═══ 原文 ═══

神奈川県警察の準備書面(1)行政事件訴訟

行政事件訴訟弁論2回目の神奈川県警察の弁論(準備書面)

日本国憲法第82条の規定により、『対審』は公開法廷でおこなうことになっている。

『対審』は、民事訴訟や行政訴訟では『口頭弁論』、刑事訴訟では『公判』と呼ばれる。

『口頭弁論』といいながら、口頭で主張されることはほとんどなく、事前に準備書面を提出し、法廷では「準備書面のとおりです」と言うだけだ。だから、裁判を傍聴しても、いったい何が弁論されたのか、さっぱり分からない。

ハリウッドに法廷を主な舞台にした映画があるのに日本にそれがないのは、日本の法廷では双方の主張がまったく分からず、映画の舞台になり得ないからだ。

横浜地方裁判所さて、行政訴訟における神奈川県警の法廷での主張は以下のとおり、これは訴状に対する『対審』となっている。

紙に拘る法曹関係者は、付箋を貼って、甲○×や**法△□条の理解を手助けしている。そうして証拠を評価し、法律を拠り所にして裁定する日本の司法関係者の作業は、精密司法と呼ばれている。しかし、本当に精密に行われているのかどうかは、裁判を傍聴しただけでは一切わからない。

さて、本サイトでは、誰もが双方の主張と裁判所の判断を評価できるようにハイパーテキストでリンクを繋いでいる。これによって、裁判官が付箋を頼りに紙をめくりめくりするより、ずっとスマートに双方の主張を理解できるはずだ。

平成26年(行ウ)第22号「歩行者が出てくる危険性もない道路」で行われる速度取締りによる処分取消し請求事件

原告 野村一也

被告 神奈川県

準備書面(1)

平成26年7月28日

横浜地方裁判所第1 民事部合議A 係御中

被告指定代理人
矢部聡
大竹孝行
萩峯義成
佐藤公
金子秀行
梅田豊
山崎孝幸
佐久間英幸
伊藤成和
北村優美子
松村正和
野口富士
上田淳一

第1 請求の原因に対する認否

1 第1の1について

認める。

2 第1の2について

おおむね認める。ただし。「軽微な交通違反」については定義が明確でないため、認否しない。

3 第1の3について

認める。

4 第1の4について

具体的にいかなる事実をいうのか不明なため認否てきない。

5 第1の5について

認める。

6 第1の6について

おおむね認める。ただし、昭和35年の道路交通法施行令(以下「施行令」という。)制定時の同11条の最高速度は、「普通乗用自動車及び自動二輪車60キロメートル毎時」、「大型自動車、普通自動車以外の普通自動車及び第二種自動三輪車、50キロメートル毎時」、「特殊自動車、第一種自動三輪車、軽自動車及び第二種原動機付自転車40キロメートル毎時」、「第一種原動機付自転車30キロメートル毎時」と規定されていたが、数回の法改正を経て現在では、「自動車にあっては60キロメートル毎時、原動機付自転車にあっては30キロメートル毎時」に改定されている。

═══ データ抜粋 ═══

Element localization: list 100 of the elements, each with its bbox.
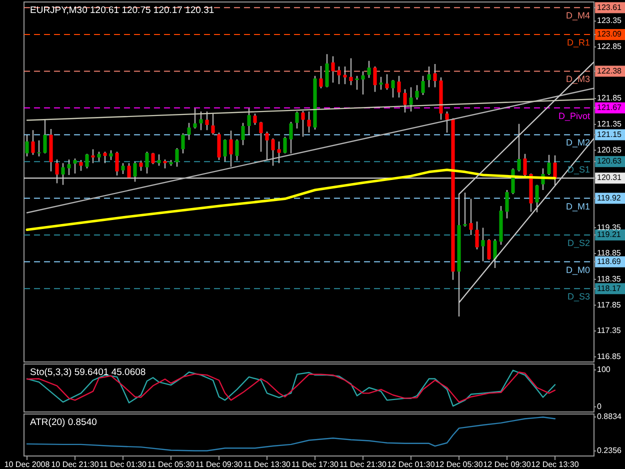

═══

# 作業内容:
• a. 原文によると、対審を公開法廷でおこなうと定めているのは日本国憲法の第何条か。
• b. 原文の「具体的にいかなる事実をいうのか不明なため認否てきない。」から「トル毎時」に改定されている。」までを、終わりの語句も含めてそのまま書き写せ。
リストは原文とは別の出典から取ったものである。

# 順番の出力:
• a. 日本国憲法第82条。

• b.
具体的にいかなる事実をいうのか不明なため認否てきない。

5 第1の5について

認める。

6 第1の6について

おおむね認める。ただし、昭和35年の道路交通法施行令(以下「施行令」という。)制定時の同11条の最高速度は、「普通乗用自動車及び自動二輪車60キロメートル毎時」、「大型自動車、普通自動車以外の普通自動車及び第二種自動三輪車、50キロメートル毎時」、「特殊自動車、第一種自動三輪車、軽自動車及び第二種原動機付自転車40キロメートル毎時」、「第一種原動機付自転車30キロメートル毎時」と規定されていたが、数回の法改正を経て現在では、「自動車にあっては60キロメートル毎時、原動機付自転車にあっては30キロメートル毎時」に改定されている。